Transcribe the records that follow exactly. Skip the pictures.

** Items listed in a dataset **

....

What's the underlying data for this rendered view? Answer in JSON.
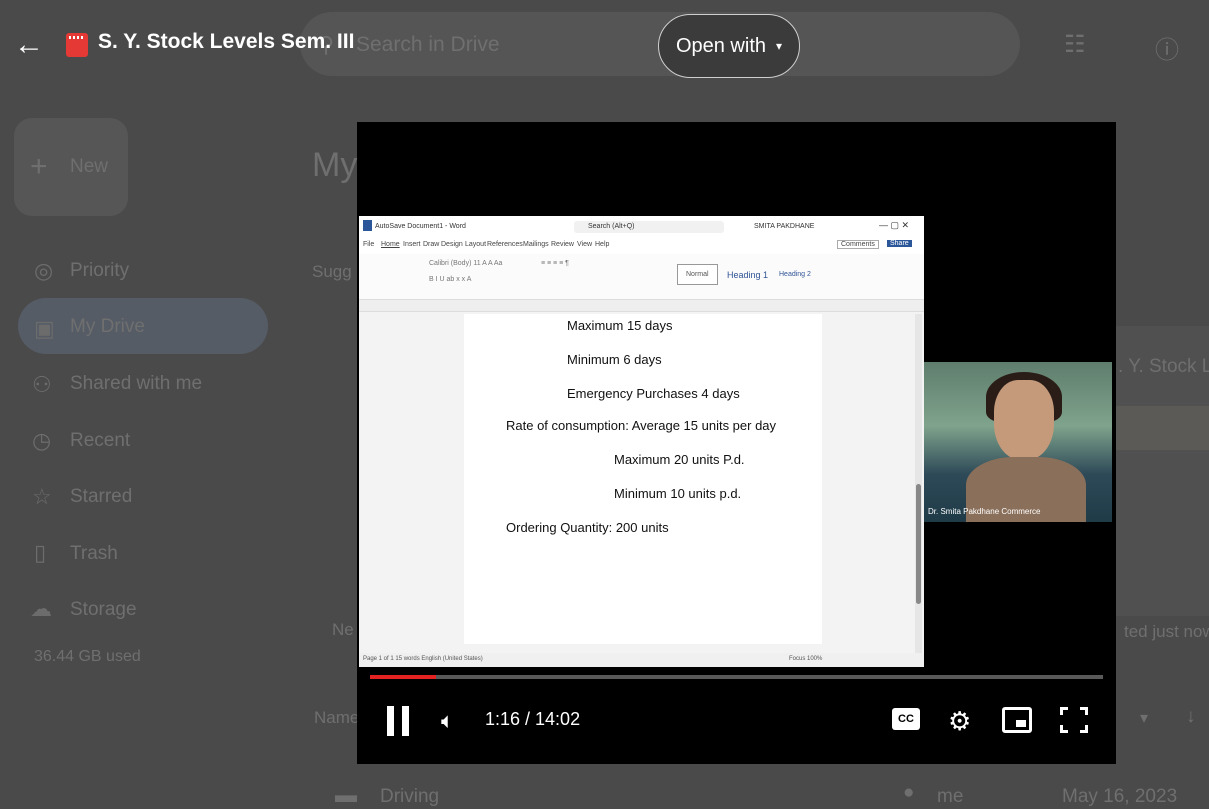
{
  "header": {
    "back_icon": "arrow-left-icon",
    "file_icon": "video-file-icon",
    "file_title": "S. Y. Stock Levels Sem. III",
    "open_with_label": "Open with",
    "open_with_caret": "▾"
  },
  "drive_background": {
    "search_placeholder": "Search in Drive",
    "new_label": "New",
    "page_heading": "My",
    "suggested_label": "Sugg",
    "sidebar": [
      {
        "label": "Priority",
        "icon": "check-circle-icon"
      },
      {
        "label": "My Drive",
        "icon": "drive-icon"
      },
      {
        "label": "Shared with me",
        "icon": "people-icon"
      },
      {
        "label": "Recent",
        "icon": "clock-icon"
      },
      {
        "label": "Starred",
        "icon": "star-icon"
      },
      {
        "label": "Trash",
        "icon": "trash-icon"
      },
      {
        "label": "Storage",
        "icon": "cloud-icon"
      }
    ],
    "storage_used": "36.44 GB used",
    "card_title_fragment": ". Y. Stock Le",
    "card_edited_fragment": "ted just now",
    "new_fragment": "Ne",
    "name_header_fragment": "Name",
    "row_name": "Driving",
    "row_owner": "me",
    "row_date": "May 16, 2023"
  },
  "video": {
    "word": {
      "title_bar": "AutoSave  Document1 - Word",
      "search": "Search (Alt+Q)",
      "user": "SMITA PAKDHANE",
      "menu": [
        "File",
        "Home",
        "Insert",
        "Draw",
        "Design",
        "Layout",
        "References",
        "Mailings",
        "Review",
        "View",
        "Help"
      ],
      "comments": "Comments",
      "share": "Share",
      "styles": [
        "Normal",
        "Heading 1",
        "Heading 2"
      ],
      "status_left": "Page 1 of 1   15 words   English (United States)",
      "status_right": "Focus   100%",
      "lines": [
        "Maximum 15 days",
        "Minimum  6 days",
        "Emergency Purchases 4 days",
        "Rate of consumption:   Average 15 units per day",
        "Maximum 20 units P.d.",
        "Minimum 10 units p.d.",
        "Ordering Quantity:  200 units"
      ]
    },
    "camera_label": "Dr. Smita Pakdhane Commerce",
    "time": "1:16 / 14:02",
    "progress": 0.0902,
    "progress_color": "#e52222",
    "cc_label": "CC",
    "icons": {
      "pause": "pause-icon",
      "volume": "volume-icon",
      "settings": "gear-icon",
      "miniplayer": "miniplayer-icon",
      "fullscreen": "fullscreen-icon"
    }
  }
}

....

** Problem solution **
What's the underlying data for this rendered view? Answer in JSON.
{
  "header": {
    "back_icon": "arrow-left-icon",
    "file_icon": "video-file-icon",
    "file_title": "S. Y. Stock Levels Sem. III",
    "open_with_label": "Open with",
    "open_with_caret": "▾"
  },
  "drive_background": {
    "search_placeholder": "Search in Drive",
    "new_label": "New",
    "page_heading": "My",
    "suggested_label": "Sugg",
    "sidebar": [
      {
        "label": "Priority",
        "icon": "check-circle-icon"
      },
      {
        "label": "My Drive",
        "icon": "drive-icon"
      },
      {
        "label": "Shared with me",
        "icon": "people-icon"
      },
      {
        "label": "Recent",
        "icon": "clock-icon"
      },
      {
        "label": "Starred",
        "icon": "star-icon"
      },
      {
        "label": "Trash",
        "icon": "trash-icon"
      },
      {
        "label": "Storage",
        "icon": "cloud-icon"
      }
    ],
    "storage_used": "36.44 GB used",
    "card_title_fragment": ". Y. Stock Le",
    "card_edited_fragment": "ted just now",
    "new_fragment": "Ne",
    "name_header_fragment": "Name",
    "row_name": "Driving",
    "row_owner": "me",
    "row_date": "May 16, 2023"
  },
  "video": {
    "word": {
      "title_bar": "AutoSave  Document1 - Word",
      "search": "Search (Alt+Q)",
      "user": "SMITA PAKDHANE",
      "menu": [
        "File",
        "Home",
        "Insert",
        "Draw",
        "Design",
        "Layout",
        "References",
        "Mailings",
        "Review",
        "View",
        "Help"
      ],
      "comments": "Comments",
      "share": "Share",
      "styles": [
        "Normal",
        "Heading 1",
        "Heading 2"
      ],
      "status_left": "Page 1 of 1   15 words   English (United States)",
      "status_right": "Focus   100%",
      "lines": [
        "Maximum 15 days",
        "Minimum  6 days",
        "Emergency Purchases 4 days",
        "Rate of consumption:   Average 15 units per day",
        "Maximum 20 units P.d.",
        "Minimum 10 units p.d.",
        "Ordering Quantity:  200 units"
      ]
    },
    "camera_label": "Dr. Smita Pakdhane Commerce",
    "time": "1:16 / 14:02",
    "progress": 0.0902,
    "progress_color": "#e52222",
    "cc_label": "CC",
    "icons": {
      "pause": "pause-icon",
      "volume": "volume-icon",
      "settings": "gear-icon",
      "miniplayer": "miniplayer-icon",
      "fullscreen": "fullscreen-icon"
    }
  }
}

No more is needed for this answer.